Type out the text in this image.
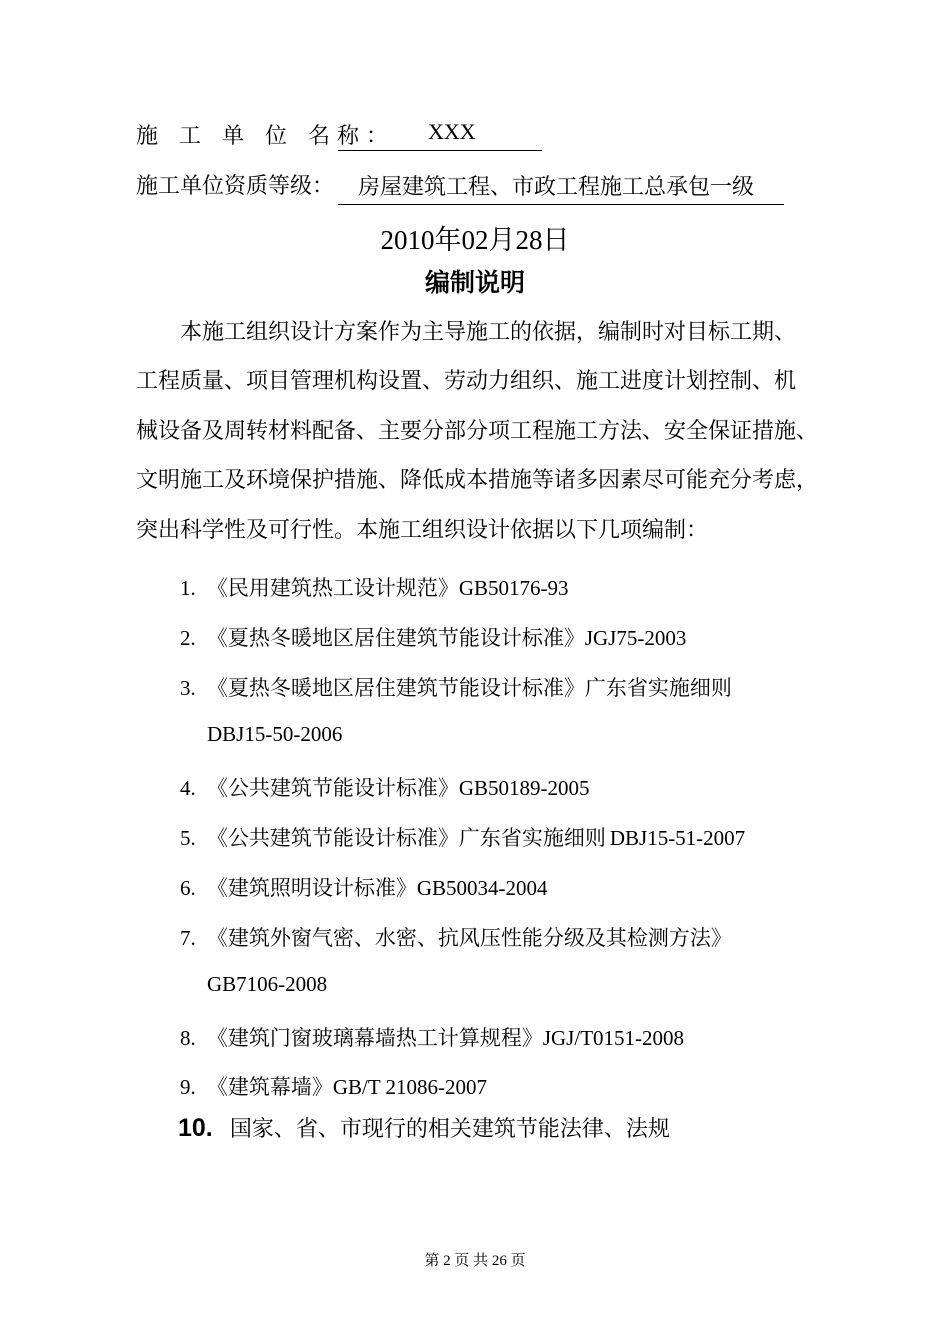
施 工 单 位 名称： XXX
施工单位资质等级： 房屋建筑工程、市政工程施工总承包一级
2010年02月28日
编制说明
本施工组织设计方案作为主导施工的依据，编制时对目标工期、
工程质量、项目管理机构设置、劳动力组织、施工进度计划控制、机
械设备及周转材料配备、主要分部分项工程施工方法、安全保证措施、
文明施工及环境保护措施、降低成本措施等诸多因素尽可能充分考虑，
突出科学性及可行性。本施工组织设计依据以下几项编制：
1. 《民用建筑热工设计规范》GB50176-93
2. 《夏热冬暖地区居住建筑节能设计标准》JGJ75-2003
3. 《夏热冬暖地区居住建筑节能设计标准》广东省实施细则
DBJ15-50-2006
4. 《公共建筑节能设计标准》GB50189-2005
5. 《公共建筑节能设计标准》广东省实施细则 DBJ15-51-2007
6. 《建筑照明设计标准》GB50034-2004
7. 《建筑外窗气密、水密、抗风压性能分级及其检测方法》
GB7106-2008
8. 《建筑门窗玻璃幕墙热工计算规程》JGJ/T0151-2008
9. 《建筑幕墙》GB/T 21086-2007
10. 国家、省、市现行的相关建筑节能法律、法规
第 2 页 共 26 页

•••••

What is being asked: Transcribe the preceding listing in its entirety and with exact wording, leaving out pictures.

Response:
Type out the text in this image.
施 工 单 位 名称： XXX
施工单位资质等级： 房屋建筑工程、市政工程施工总承包一级
2010年02月28日
编制说明
本施工组织设计方案作为主导施工的依据，编制时对目标工期、
工程质量、项目管理机构设置、劳动力组织、施工进度计划控制、机
械设备及周转材料配备、主要分部分项工程施工方法、安全保证措施、
文明施工及环境保护措施、降低成本措施等诸多因素尽可能充分考虑，
突出科学性及可行性。本施工组织设计依据以下几项编制：
1. 《民用建筑热工设计规范》GB50176-93
2. 《夏热冬暖地区居住建筑节能设计标准》JGJ75-2003
3. 《夏热冬暖地区居住建筑节能设计标准》广东省实施细则
DBJ15-50-2006
4. 《公共建筑节能设计标准》GB50189-2005
5. 《公共建筑节能设计标准》广东省实施细则 DBJ15-51-2007
6. 《建筑照明设计标准》GB50034-2004
7. 《建筑外窗气密、水密、抗风压性能分级及其检测方法》
GB7106-2008
8. 《建筑门窗玻璃幕墙热工计算规程》JGJ/T0151-2008
9. 《建筑幕墙》GB/T 21086-2007
10. 国家、省、市现行的相关建筑节能法律、法规
第 2 页 共 26 页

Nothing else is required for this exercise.